What this task involves: Say how many lines contain the string "redesignating". Give no other output.

(Items from a data source)
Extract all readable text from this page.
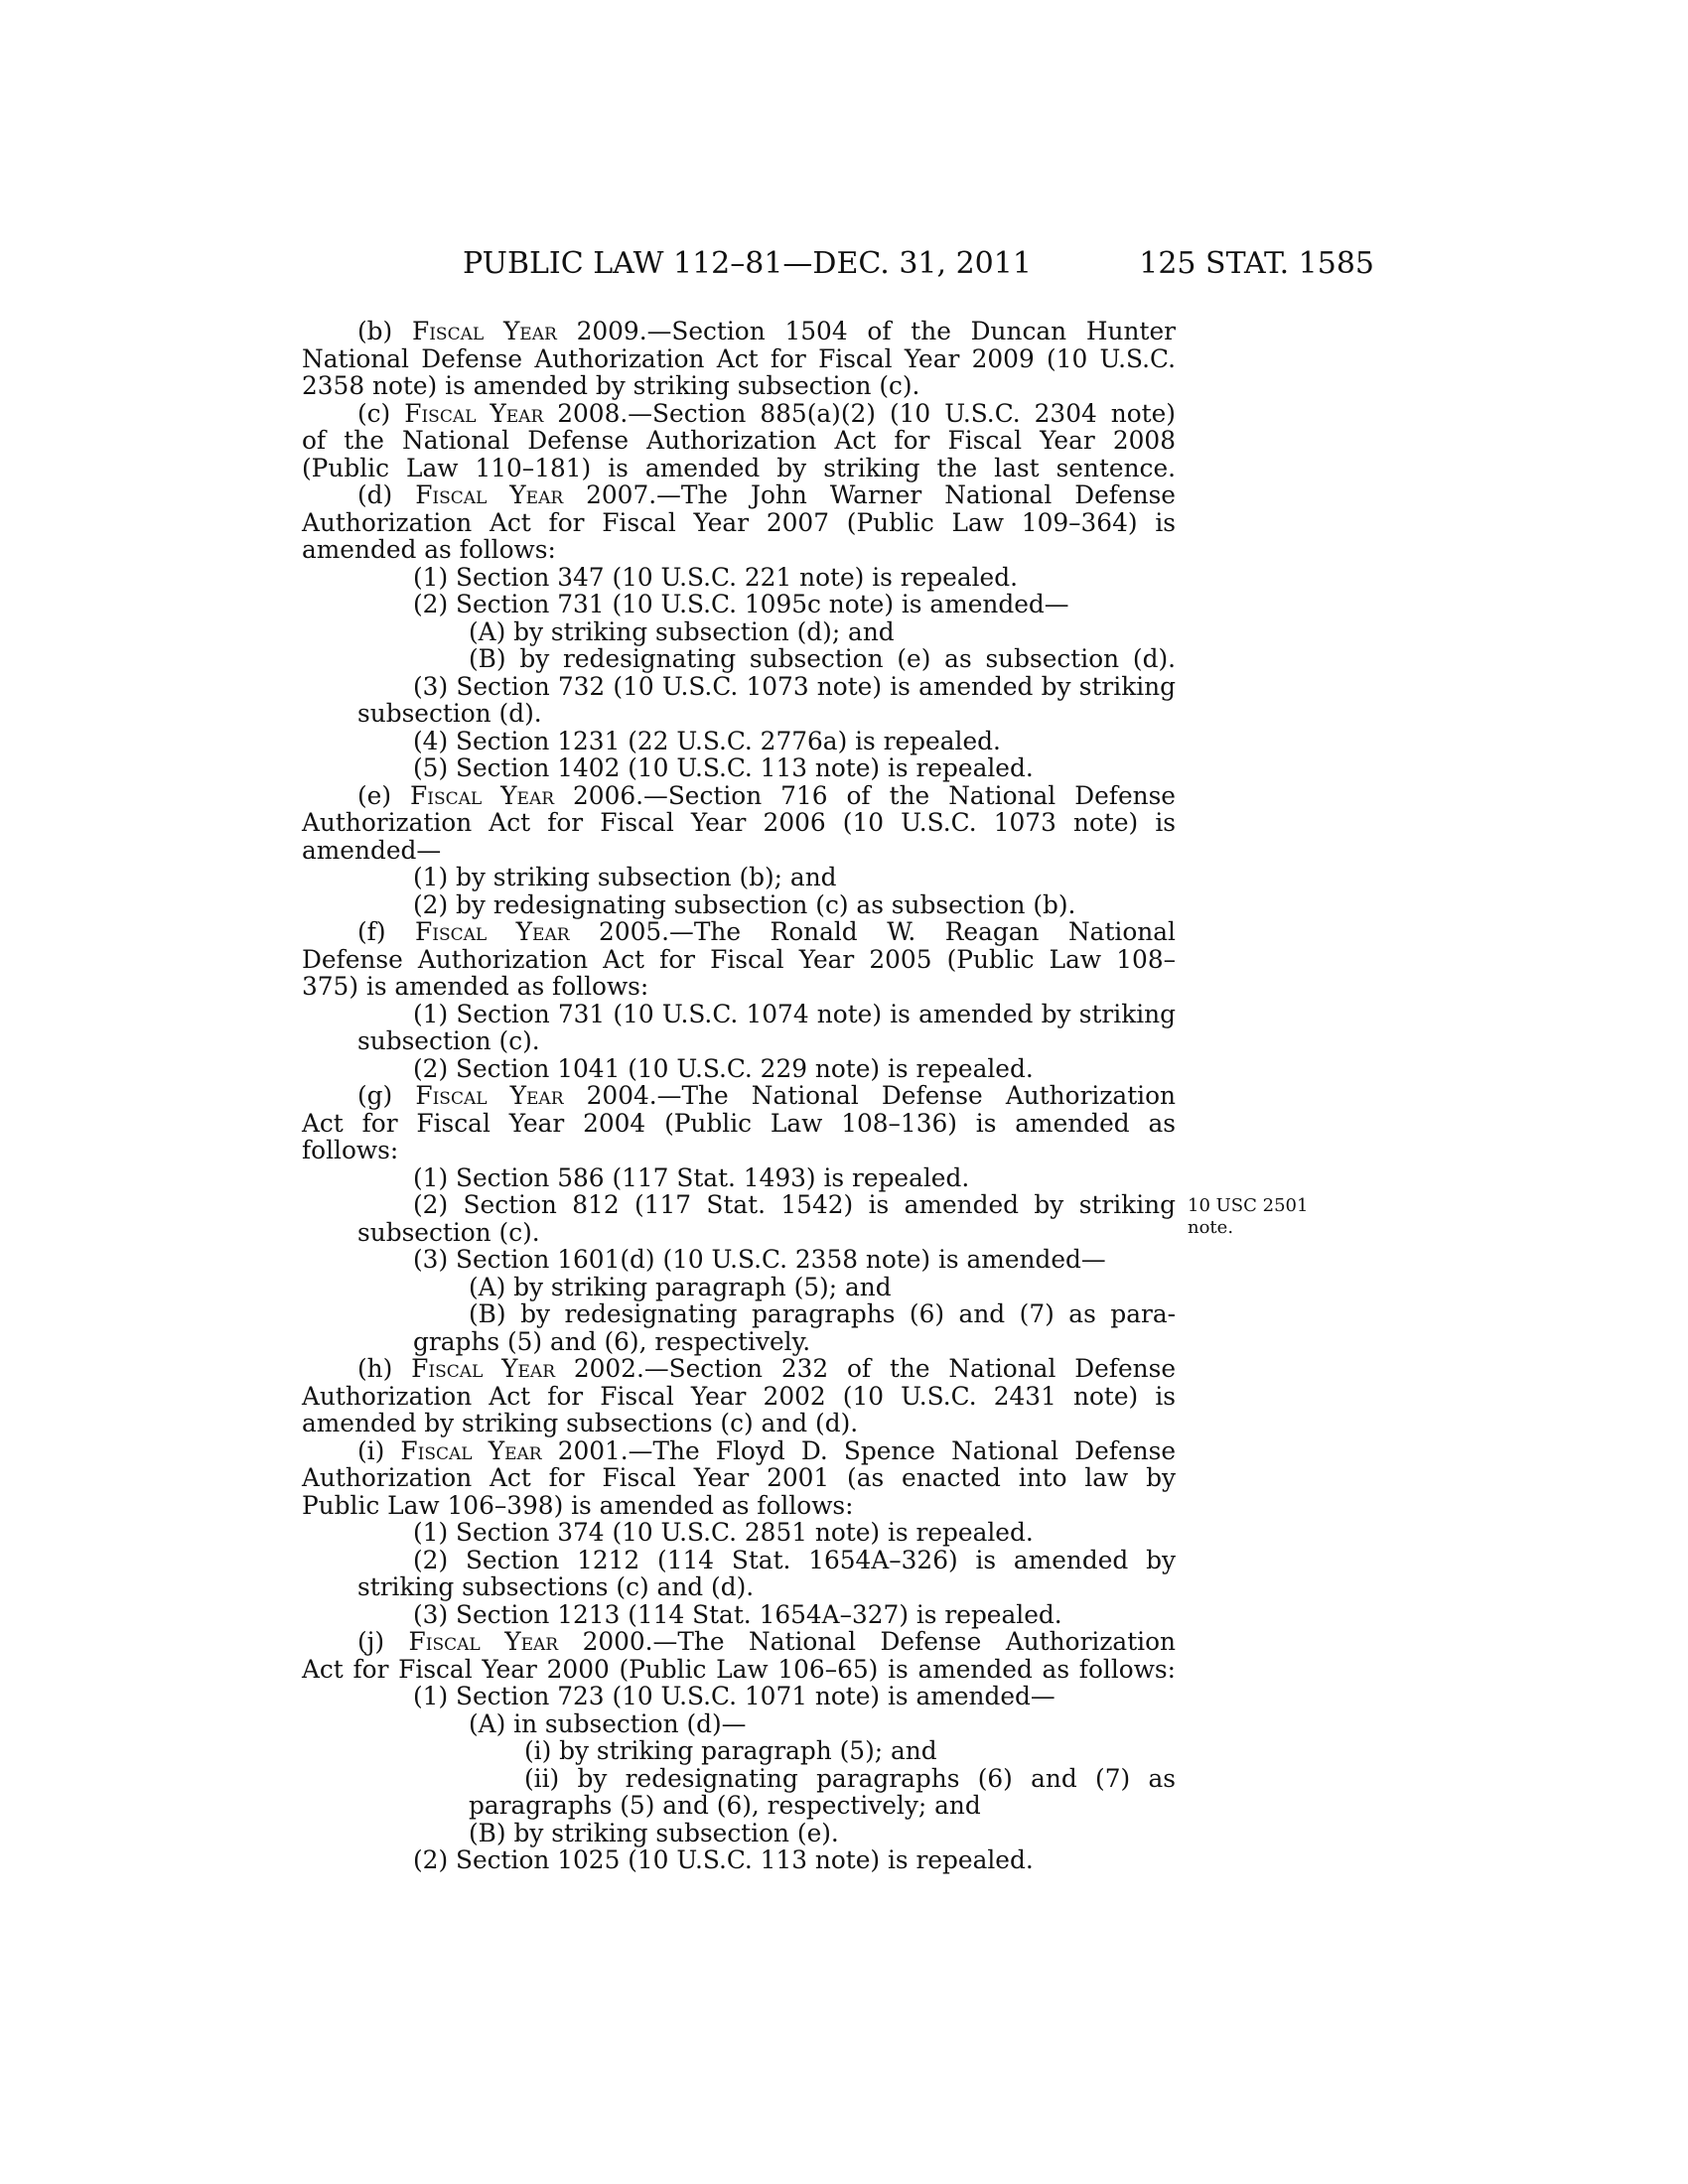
PUBLIC LAW 112–81—DEC. 31, 2011	125 STAT. 1585
(b) Fiscal Year 2009.—Section 1504 of the Duncan Hunter
National Defense Authorization Act for Fiscal Year 2009 (10 U.S.C.
2358 note) is amended by striking subsection (c).
(c) Fiscal Year 2008.—Section 885(a)(2) (10 U.S.C. 2304 note)
of the National Defense Authorization Act for Fiscal Year 2008
(Public Law 110–181) is amended by striking the last sentence.
(d) Fiscal Year 2007.—The John Warner National Defense
Authorization Act for Fiscal Year 2007 (Public Law 109–364) is
amended as follows:
(1) Section 347 (10 U.S.C. 221 note) is repealed.
(2) Section 731 (10 U.S.C. 1095c note) is amended—
(A) by striking subsection (d); and
(B) by redesignating subsection (e) as subsection (d).
(3) Section 732 (10 U.S.C. 1073 note) is amended by striking
subsection (d).
(4) Section 1231 (22 U.S.C. 2776a) is repealed.
(5) Section 1402 (10 U.S.C. 113 note) is repealed.
(e) Fiscal Year 2006.—Section 716 of the National Defense
Authorization Act for Fiscal Year 2006 (10 U.S.C. 1073 note) is
amended—
(1) by striking subsection (b); and
(2) by redesignating subsection (c) as subsection (b).
(f) Fiscal Year 2005.—The Ronald W. Reagan National
Defense Authorization Act for Fiscal Year 2005 (Public Law 108–
375) is amended as follows:
(1) Section 731 (10 U.S.C. 1074 note) is amended by striking
subsection (c).
(2) Section 1041 (10 U.S.C. 229 note) is repealed.
(g) Fiscal Year 2004.—The National Defense Authorization
Act for Fiscal Year 2004 (Public Law 108–136) is amended as
follows:
(1) Section 586 (117 Stat. 1493) is repealed.
(2) Section 812 (117 Stat. 1542) is amended by striking
subsection (c).
(3) Section 1601(d) (10 U.S.C. 2358 note) is amended—
(A) by striking paragraph (5); and
(B) by redesignating paragraphs (6) and (7) as para-
graphs (5) and (6), respectively.
(h) Fiscal Year 2002.—Section 232 of the National Defense
Authorization Act for Fiscal Year 2002 (10 U.S.C. 2431 note) is
amended by striking subsections (c) and (d).
(i) Fiscal Year 2001.—The Floyd D. Spence National Defense
Authorization Act for Fiscal Year 2001 (as enacted into law by
Public Law 106–398) is amended as follows:
(1) Section 374 (10 U.S.C. 2851 note) is repealed.
(2) Section 1212 (114 Stat. 1654A–326) is amended by
striking subsections (c) and (d).
(3) Section 1213 (114 Stat. 1654A–327) is repealed.
(j) Fiscal Year 2000.—The National Defense Authorization
Act for Fiscal Year 2000 (Public Law 106–65) is amended as follows:
(1) Section 723 (10 U.S.C. 1071 note) is amended—
(A) in subsection (d)—
(i) by striking paragraph (5); and
(ii) by redesignating paragraphs (6) and (7) as
paragraphs (5) and (6), respectively; and
(B) by striking subsection (e).
(2) Section 1025 (10 U.S.C. 113 note) is repealed.
10 USC 2501
note.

Solution for this problem: 4